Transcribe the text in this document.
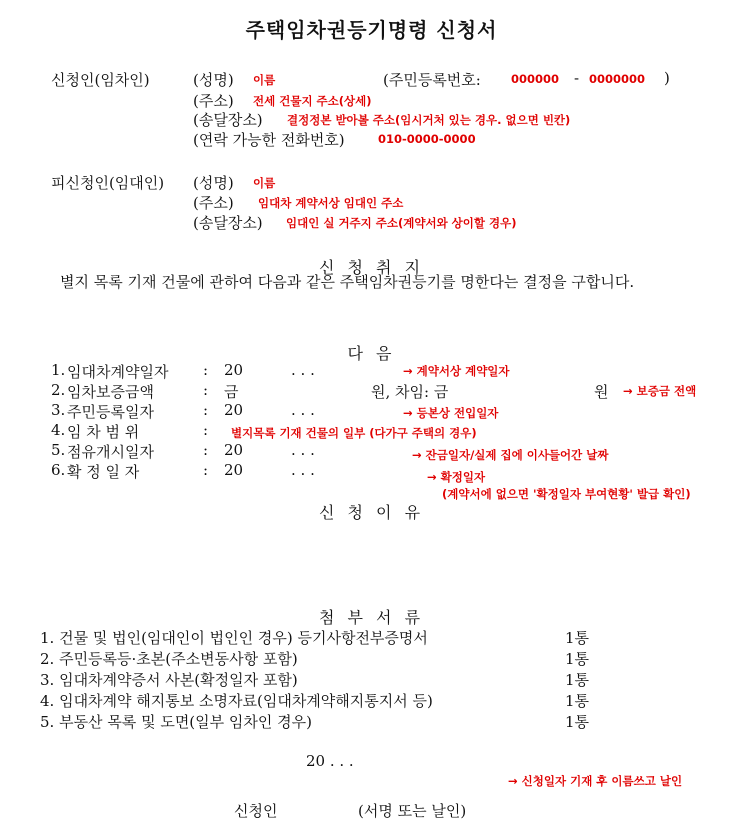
주택임차권등기명령 신청서
신청인(임차인)	(성명) 이름	(주민등록번호:	000000 - 0000000 )
(주소) 전세 건물지 주소(상세)
(송달장소) 결정정본 받아볼 주소(임시거처 있는 경우. 없으면 빈칸)
(연락 가능한 전화번호)	010-0000-0000
피신청인(임대인) (성명) 이름
(주소) 임대차 계약서상 임대인 주소
(송달장소) 임대인 실 거주지 주소(계약서와 상이할 경우)
신 청 취 지
별지 목록 기재 건물에 관하여 다음과 같은 주택임차권등기를 명한다는 결정을 구합니다.
다 음
1. 임대차계약일자 : 20	. . .	→ 계약서상 계약일자
2. 임차보증금액	: 금	원, 차임: 금	원 → 보증금 전액
3. 주민등록일자	: 20	. . .	→ 등본상 전입일자
4. 임 차 범 위	: 별지목록 기재 건물의 일부 (다가구 주택의 경우)
5. 점유개시일자	: 20	. . .	→ 잔금일자/실제 집에 이사들어간 날짜
6. 확 정 일 자	: 20	. . .	→ 확정일자
(계약서에 없으면 '확정일자 부여현황' 발급 확인)
신 청 이 유
첨 부 서 류
1. 건물 및 법인(임대인이 법인인 경우) 등기사항전부증명서	1통
2. 주민등록등·초본(주소변동사항 포함)	1통
3. 임대차계약증서 사본(확정일자 포함)	1통
4. 임대차계약 해지통보 소명자료(임대차계약해지통지서 등)	1통
5. 부동산 목록 및 도면(일부 임차인 경우)	1통
20 . . .
→ 신청일자 기재 후 이름쓰고 날인
신청인	(서명 또는 날인)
····················
**What you will do:** Omit the pictures and give the material again, exactly and in full.

**Response:**
Transcribe the text in this document.
주택임차권등기명령 신청서
신청인(임차인)	(성명) 이름	(주민등록번호:	000000 - 0000000 )
(주소) 전세 건물지 주소(상세)
(송달장소) 결정정본 받아볼 주소(임시거처 있는 경우. 없으면 빈칸)
(연락 가능한 전화번호)	010-0000-0000
피신청인(임대인) (성명) 이름
(주소) 임대차 계약서상 임대인 주소
(송달장소) 임대인 실 거주지 주소(계약서와 상이할 경우)
신 청 취 지
별지 목록 기재 건물에 관하여 다음과 같은 주택임차권등기를 명한다는 결정을 구합니다.
다 음
1. 임대차계약일자 : 20	. . .	→ 계약서상 계약일자
2. 임차보증금액	: 금	원, 차임: 금	원 → 보증금 전액
3. 주민등록일자	: 20	. . .	→ 등본상 전입일자
4. 임 차 범 위	: 별지목록 기재 건물의 일부 (다가구 주택의 경우)
5. 점유개시일자	: 20	. . .	→ 잔금일자/실제 집에 이사들어간 날짜
6. 확 정 일 자	: 20	. . .	→ 확정일자
(계약서에 없으면 '확정일자 부여현황' 발급 확인)
신 청 이 유
첨 부 서 류
1. 건물 및 법인(임대인이 법인인 경우) 등기사항전부증명서	1통
2. 주민등록등·초본(주소변동사항 포함)	1통
3. 임대차계약증서 사본(확정일자 포함)	1통
4. 임대차계약 해지통보 소명자료(임대차계약해지통지서 등)	1통
5. 부동산 목록 및 도면(일부 임차인 경우)	1통
20 . . .
→ 신청일자 기재 후 이름쓰고 날인
신청인	(서명 또는 날인)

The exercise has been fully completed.